- Extracted data entries -
----------------

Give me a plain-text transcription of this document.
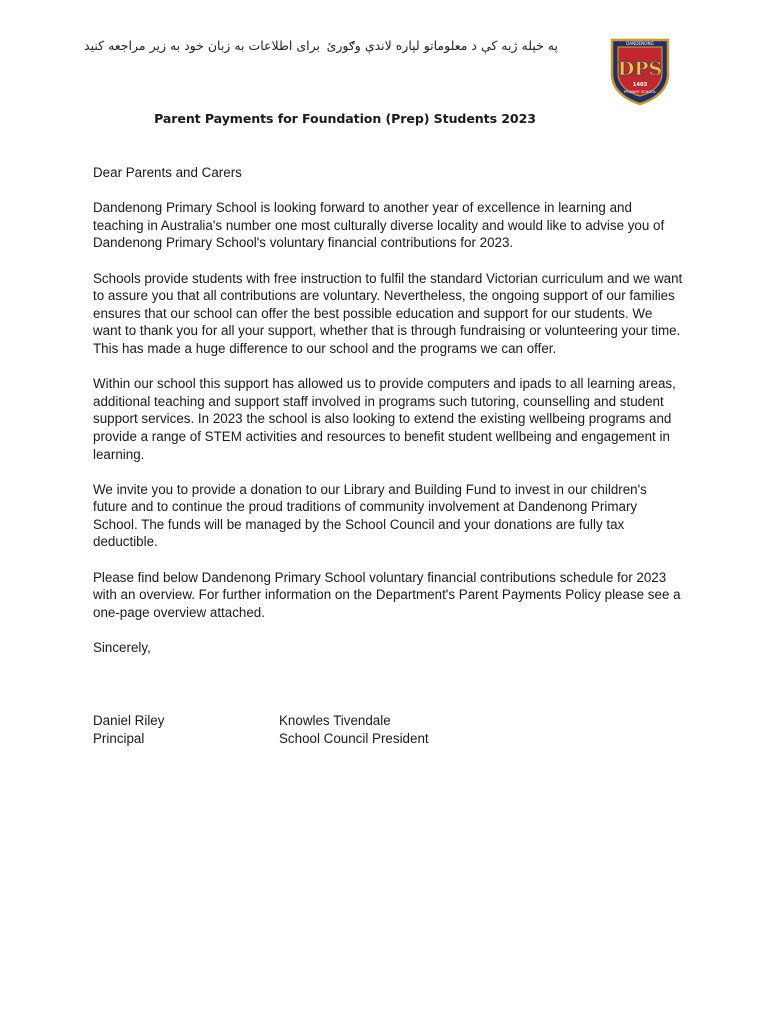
برای اطلاعات به زبان خود به زیر مراجعه کنید په خپله ژبه کې د معلوماتو لپاره لاندې وګورئ	DANDENONG
DPS
1403
PRIMARY SCHOOL
Parent Payments for Foundation (Prep) Students 2023

Dear Parents and Carers

Dandenong Primary School is looking forward to another year of excellence in learning and teaching in Australia's number one most culturally diverse locality and would like to advise you of Dandenong Primary School's voluntary financial contributions for 2023.

Schools provide students with free instruction to fulfil the standard Victorian curriculum and we want to assure you that all contributions are voluntary. Nevertheless, the ongoing support of our families ensures that our school can offer the best possible education and support for our students. We want to thank you for all your support, whether that is through fundraising or volunteering your time. This has made a huge difference to our school and the programs we can offer.

Within our school this support has allowed us to provide computers and ipads to all learning areas, additional teaching and support staff involved in programs such tutoring, counselling and student support services. In 2023 the school is also looking to extend the existing wellbeing programs and provide a range of STEM activities and resources to benefit student wellbeing and engagement in learning.

We invite you to provide a donation to our Library and Building Fund to invest in our children's future and to continue the proud traditions of community involvement at Dandenong Primary School. The funds will be managed by the School Council and your donations are fully tax deductible.

Please find below Dandenong Primary School voluntary financial contributions schedule for 2023 with an overview. For further information on the Department's Parent Payments Policy please see a one-page overview attached.

Sincerely,

Daniel Riley
Principal
Knowles Tivendale
School Council President
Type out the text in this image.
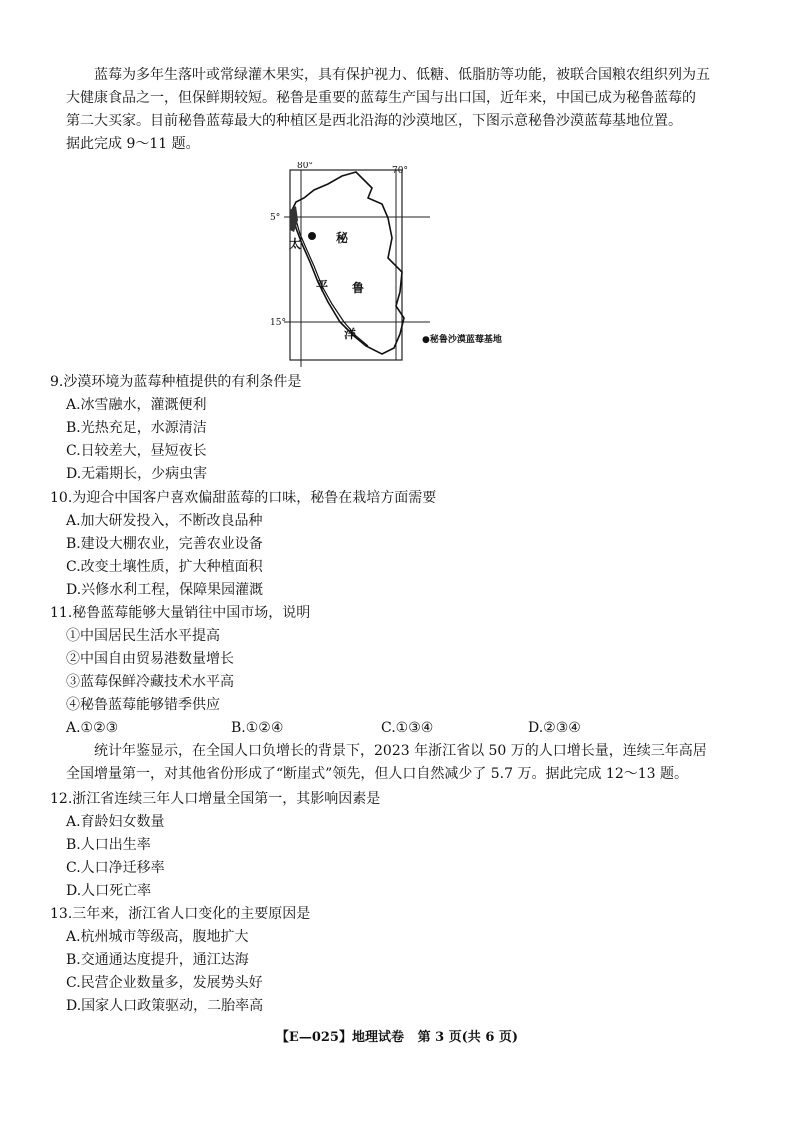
蓝莓为多年生落叶或常绿灌木果实，具有保护视力、低糖、低脂肪等功能，被联合国粮农组织列为五
大健康食品之一，但保鲜期较短。秘鲁是重要的蓝莓生产国与出口国，近年来，中国已成为秘鲁蓝莓的
第二大买家。目前秘鲁蓝莓最大的种植区是西北沿海的沙漠地区，下图示意秘鲁沙漠蓝莓基地位置。
据此完成 9～11 题。
80°	70°
5°
15°
太
平
洋
秘
鲁
●秘鲁沙漠蓝莓基地
9.沙漠环境为蓝莓种植提供的有利条件是
A.冰雪融水，灌溉便利
B.光热充足，水源清洁
C.日较差大，昼短夜长
D.无霜期长，少病虫害
10.为迎合中国客户喜欢偏甜蓝莓的口味，秘鲁在栽培方面需要
A.加大研发投入，不断改良品种
B.建设大棚农业，完善农业设备
C.改变土壤性质，扩大种植面积
D.兴修水利工程，保障果园灌溉
11.秘鲁蓝莓能够大量销往中国市场，说明
①中国居民生活水平提高
②中国自由贸易港数量增长
③蓝莓保鲜冷藏技术水平高
④秘鲁蓝莓能够错季供应
A.①②③	B.①②④	C.①③④	D.②③④
统计年鉴显示，在全国人口负增长的背景下，2023 年浙江省以 50 万的人口增长量，连续三年高居
全国增量第一，对其他省份形成了“断崖式”领先，但人口自然减少了 5.7 万。据此完成 12～13 题。
12.浙江省连续三年人口增量全国第一，其影响因素是
A.育龄妇女数量
B.人口出生率
C.人口净迁移率
D.人口死亡率
13.三年来，浙江省人口变化的主要原因是
A.杭州城市等级高，腹地扩大
B.交通通达度提升，通江达海
C.民营企业数量多，发展势头好
D.国家人口政策驱动，二胎率高
【E—025】地理试卷 第 3 页(共 6 页)
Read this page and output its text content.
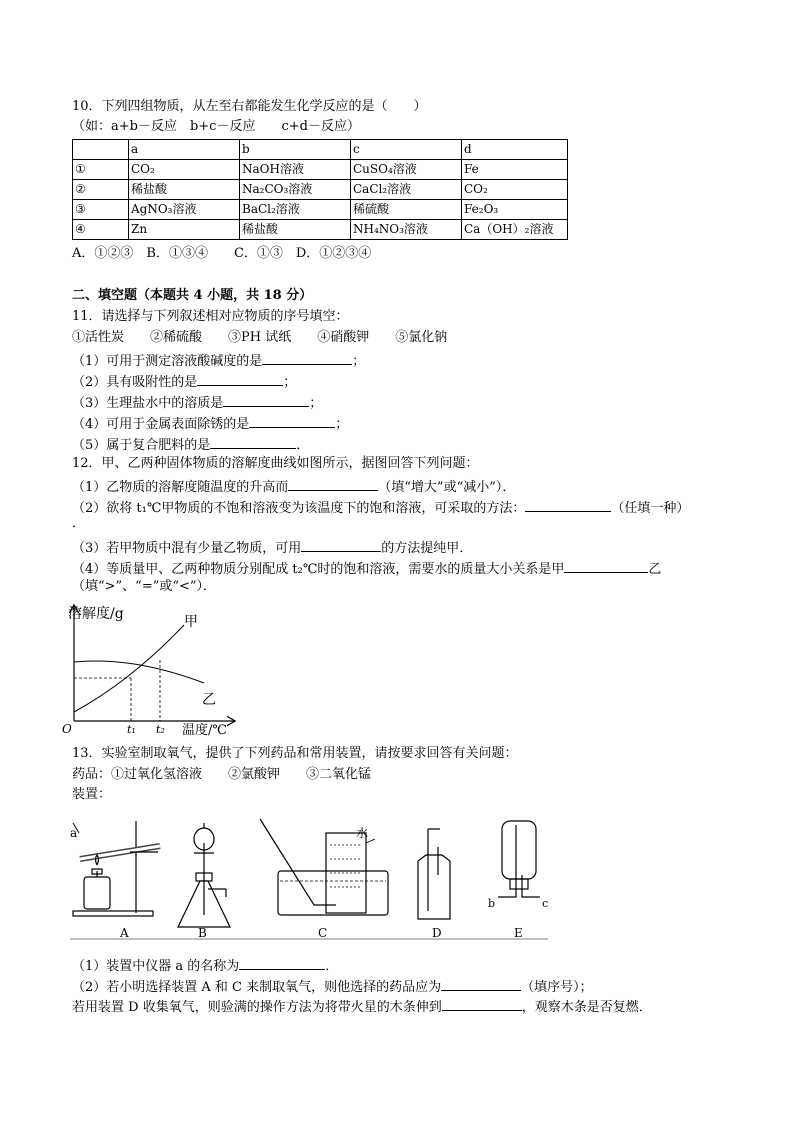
10．下列四组物质，从左至右都能发生化学反应的是（　　）
（如：a+b－反应　b+c－反应　　c+d－反应）
	a	b	c	d
①	CO₂	NaOH溶液	CuSO₄溶液	Fe
②	稀盐酸	Na₂CO₃溶液	CaCl₂溶液	CO₂
③	AgNO₃溶液	BaCl₂溶液	稀硫酸	Fe₂O₃
④	Zn	稀盐酸	NH₄NO₃溶液	Ca（OH）₂溶液
A．①②③　B．①③④　　C．①③　D．①②③④
二、填空题（本题共 4 小题，共 18 分）
11．请选择与下列叙述相对应物质的序号填空：
①活性炭　　②稀硫酸　　③PH 试纸　　④硝酸钾　　⑤氯化钠
（1）可用于测定溶液酸碱度的是	；
（2）具有吸附性的是	；
（3）生理盐水中的溶质是	；
（4）可用于金属表面除锈的是	；
（5）属于复合肥料的是	．
12．甲、乙两种固体物质的溶解度曲线如图所示，据图回答下列问题：
（1）乙物质的溶解度随温度的升高而	（填“增大”或“减小”）．
（2）欲将 t₁℃甲物质的不饱和溶液变为该温度下的饱和溶液，可采取的方法：	（任填一种）
．
（3）若甲物质中混有少量乙物质，可用	的方法提纯甲．
（4）等质量甲、乙两种物质分别配成 t₂℃时的饱和溶液，需要水的质量大小关系是甲	乙
（填“>”、“=”或“<”）．
溶解度/g	甲
乙
O	t₁ t₂ 温度/℃
13．实验室制取氧气，提供了下列药品和常用装置，请按要求回答有关问题：
药品：①过氧化氢溶液　　②氯酸钾　　③二氧化锰
装置：
a	水
b	c
A	B	C	D	E
（1）装置中仪器 a 的名称为	．
（2）若小明选择装置 A 和 C 来制取氧气，则他选择的药品应为	（填序号）；
若用装置 D 收集氧气，则验满的操作方法为将带火星的木条伸到	，观察木条是否复燃．
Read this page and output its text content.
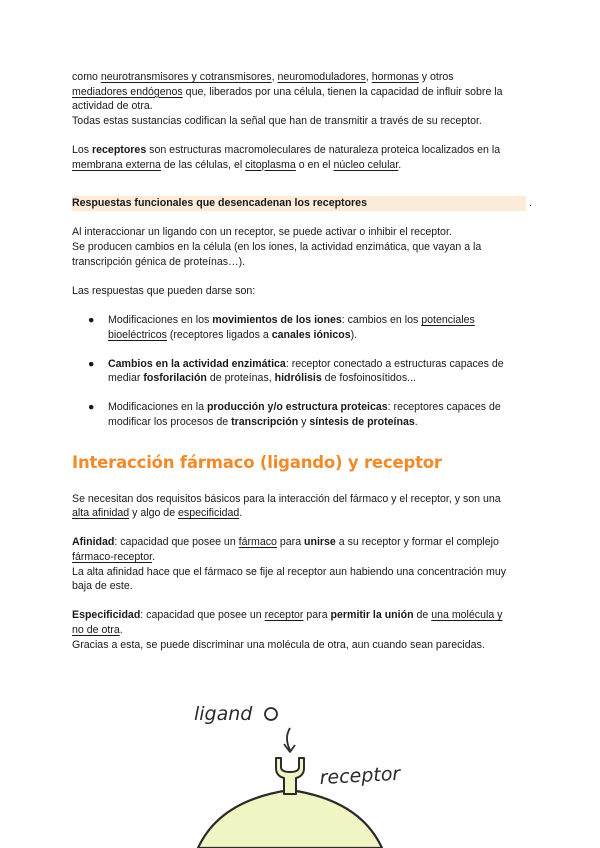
como neurotransmisores y cotransmisores, neuromoduladores, hormonas y otros

mediadores endógenos que, liberados por una célula, tienen la capacidad de influir sobre la

actividad de otra.

Todas estas sustancias codifican la señal que han de transmitir a través de su receptor.

Los receptores son estructuras macromoleculares de naturaleza proteica localizados en la

membrana externa de las células, el citoplasma o en el núcleo celular.

Respuestas funcionales que desencadenan los receptores	.

Al interaccionar un ligando con un receptor, se puede activar o inhibir el receptor.

Se producen cambios en la célula (en los iones, la actividad enzimática, que vayan a la

transcripción génica de proteínas…).

Las respuestas que pueden darse son:

● Modificaciones en los movimientos de los iones: cambios en los potenciales

bioeléctricos (receptores ligados a canales iónicos).

● Cambios en la actividad enzimática: receptor conectado a estructuras capaces de

mediar fosforilación de proteínas, hidrólisis de fosfoinosítidos...

● Modificaciones en la producción y/o estructura proteicas: receptores capaces de

modificar los procesos de transcripción y síntesis de proteínas.

Interacción fármaco (ligando) y receptor

Se necesitan dos requisitos básicos para la interacción del fármaco y el receptor, y son una

alta afinidad y algo de especificidad.

Afinidad: capacidad que posee un fármaco para unirse a su receptor y formar el complejo

fármaco-receptor.

La alta afinidad hace que el fármaco se fije al receptor aun habiendo una concentración muy

baja de este.

Especificidad: capacidad que posee un receptor para permitir la unión de una molécula y

no de otra.

Gracias a esta, se puede discriminar una molécula de otra, aun cuando sean parecidas.

ligand
receptor
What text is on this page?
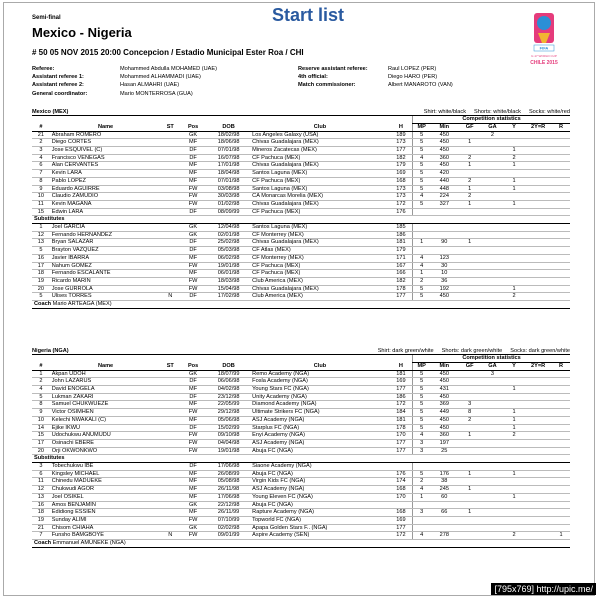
Semi-final	Start list
Mexico - Nigeria
# 50 05 NOV 2015 20:00 Concepcion / Estadio Municipal Ester Roa / CHI	FIFA
U-17 WORLD CUP
CHILE 2015
Referee:	Mohammed Abdulla MOHAMED (UAE)	Reserve assistant referee:	Raul LOPEZ (PER)
Assistant referee 1:	Mohammed ALHAMMADI (UAE)	4th official:	Diego HARO (PER)
Assistant referee 2:	Hasan ALMAHRI (UAE)	Match commissioner:	Albert MANAROTO (VAN)
General coordinator:	Mario MONTERROSA (GUA)
Mexico (MEX)	Shirt: white/black Shorts: white/black Socks: white/red
							Competition statistics						
#	Name	ST	Pos	DOB	Club	H	MP	Min	GF	GA	Y	2Y=R	R
21	Abraham ROMERO		GK	18/02/98	Los Angeles Galaxy (USA)	189	5	450		2			
2	Diego CORTES		MF	18/06/98	Chivas Guadalajara (MEX)	173	5	450	1				
3	Jose ESQUIVEL (C)		DF	07/01/98	Mineros Zacatecas (MEX)	177	5	450			1		
4	Francisco VENEGAS		DF	16/07/98	CF Pachuca (MEX)	182	4	360	2		2		
6	Alan CERVANTES		MF	17/01/98	Chivas Guadalajara (MEX)	179	5	450	1		1		
7	Kevin LARA		MF	18/04/98	Santos Laguna (MEX)	169	5	420					
8	Pablo LOPEZ		MF	07/01/98	CF Pachuca (MEX)	168	5	440	2		1		
9	Eduardo AGUIRRE		FW	03/08/98	Santos Laguna (MEX)	173	5	448	1		1		
10	Claudio ZAMUDIO		FW	30/03/98	CA Monarcas Morelia (MEX)	173	4	224	2				
11	Kevin MAGANA		FW	01/02/98	Chivas Guadalajara (MEX)	172	5	327	1		1		
15	Edwin LARA		DF	08/09/99	CF Pachuca (MEX)	176							
Substitutes													
1	Joel GARCIA		GK	12/04/98	Santos Laguna (MEX)	185							
12	Fernando HERNANDEZ		GK	02/01/98	CF Monterrey (MEX)	186							
13	Bryan SALAZAR		DF	25/02/98	Chivas Guadalajara (MEX)	181	1	90	1				
5	Brayton VAZQUEZ		DF	05/03/98	CF Atlas (MEX)	179							
16	Javier IBARRA		MF	06/02/98	CF Monterrey (MEX)	171	4	123					
17	Nahum GOMEZ		FW	19/01/98	CF Pachuca (MEX)	167	4	30					
18	Fernando ESCALANTE		MF	06/01/98	CF Pachuca (MEX)	166	1	10					
19	Ricardo MARIN		FW	18/03/98	Club America (MEX)	182	2	36					
20	Jose GURROLA		FW	15/04/98	Chivas Guadalajara (MEX)	178	5	192			1		
5	Ulises TORRES	N	DF	17/02/98	Club America (MEX)	177	5	450			2		
Coach Mario ARTEAGA (MEX)													
Nigeria (NGA)	Shirt: dark green/white Shorts: dark green/white Socks: dark green/white
							Competition statistics						
#	Name	ST	Pos	DOB	Club	H	MP	Min	GF	GA	Y	2Y=R	R
1	Akpan UDOH		GK	18/07/99	Remo Academy (NGA)	181	5	450		3			
2	John LAZARUS		DF	06/06/98	Fosla Academy (NGA)	169	5	450					
4	David ENOGELA		MF	04/02/98	Young Stars FC (NGA)	177	5	431			1		
5	Lukman ZAKARI		DF	23/12/98	Unity Academy (NGA)	186	5	450					
8	Samuel CHUKWUEZE		MF	22/05/99	Diamond Academy (NGA)	172	5	369	3				
9	Victor OSIMHEN		FW	29/12/98	Ultimate Strikers FC (NGA)	184	5	449	8		1		
10	Kelechi NWAKALI (C)		MF	05/06/98	ASJ Academy (NGA)	181	5	450	2		1		
14	Ejike IKWU		DF	15/02/99	Starplus FC (NGA)	178	5	450			1		
15	Udochukwu ANUMUDU		FW	09/10/98	Enyi Academy (NGA)	170	4	360	1		2		
17	Osinachi EBERE		FW	04/04/98	ASJ Academy (NGA)	177	3	197					
20	Orji OKWONKWO		FW	19/01/98	Abuja FC (NGA)	177	3	25					
Substitutes													
3	Tobechukwu IBE		DF	17/06/98	Siaone Academy (NGA)								
6	Kingsley MICHAEL		MF	26/08/99	Abuja FC (NGA)	176	5	176	1		1		
11	Chinedu MADUEKE		MF	05/08/98	Virgin Kids FC (NGA)	174	2	38					
12	Chukwudi AGOR		MF	26/11/98	ASJ Academy (NGA)	168	4	245	1				
13	Joel OSIKEL		MF	17/06/98	Young Eleven FC (NGA)	170	1	60			1		
16	Amos BENJAMIN		GK	22/12/98	Abuja FC (NGA)								
18	Edidiong ESSIEN		MF	26/11/99	Rapture Academy (NGA)	168	3	66	1				
19	Sunday ALIMI		FW	07/10/99	Topworld FC (NGA)	169							
21	Chisom CHIAHA		GK	02/02/98	Apapa Golden Stars F.. (NGA)	177							
7	Funsho BAMGBOYE	N	FW	09/01/99	Aspire Academy (SEN)	172	4	278			2		1
Coach Emmanuel AMUNEKE (NGA)													
[795x769] http://upic.me/
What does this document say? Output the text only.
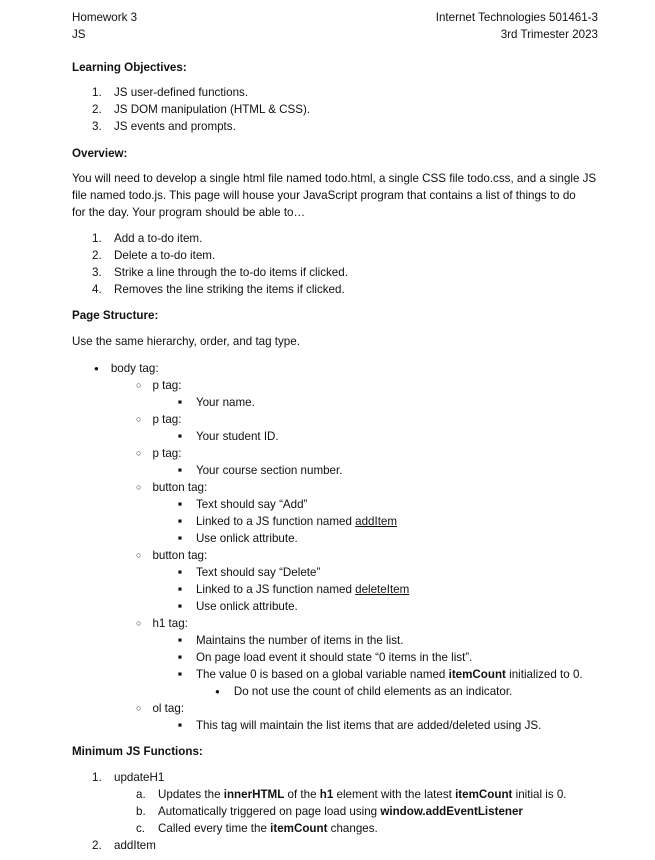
Homework 3
JS
Internet Technologies 501461-3
3rd Trimester 2023
Learning Objectives:
1. JS user-defined functions.
2. JS DOM manipulation (HTML & CSS).
3. JS events and prompts.
Overview:
You will need to develop a single html file named todo.html, a single CSS file todo.css, and a single JS
file named todo.js. This page will house your JavaScript program that contains a list of things to do
for the day. Your program should be able to…
1. Add a to-do item.
2. Delete a to-do item.
3. Strike a line through the to-do items if clicked.
4. Removes the line striking the items if clicked.
Page Structure:
Use the same hierarchy, order, and tag type.
● body tag:
○ p tag:
■ Your name.
○ p tag:
■ Your student ID.
○ p tag:
■ Your course section number.
○ button tag:
■ Text should say “Add”
■ Linked to a JS function named addItem
■ Use onlick attribute.
○ button tag:
■ Text should say “Delete”
■ Linked to a JS function named deleteItem
■ Use onlick attribute.
○ h1 tag:
■ Maintains the number of items in the list.
■ On page load event it should state “0 items in the list”.
■ The value 0 is based on a global variable named itemCount initialized to 0.
● Do not use the count of child elements as an indicator.
○ ol tag:
■ This tag will maintain the list items that are added/deleted using JS.
Minimum JS Functions:
1. updateH1
a. Updates the innerHTML of the h1 element with the latest itemCount initial is 0.
b. Automatically triggered on page load using window.addEventListener
c. Called every time the itemCount changes.
2. addItem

----------------

- Objective -
Scan the listing above for the word "molécula" and show each line where it is found.

- The completed task -
Especificidad: capacidad que posee un receptor para permitir la unión de una molécula y
Gracias a esta, se puede discriminar una molécula de otra, aun cuando sean parecidas.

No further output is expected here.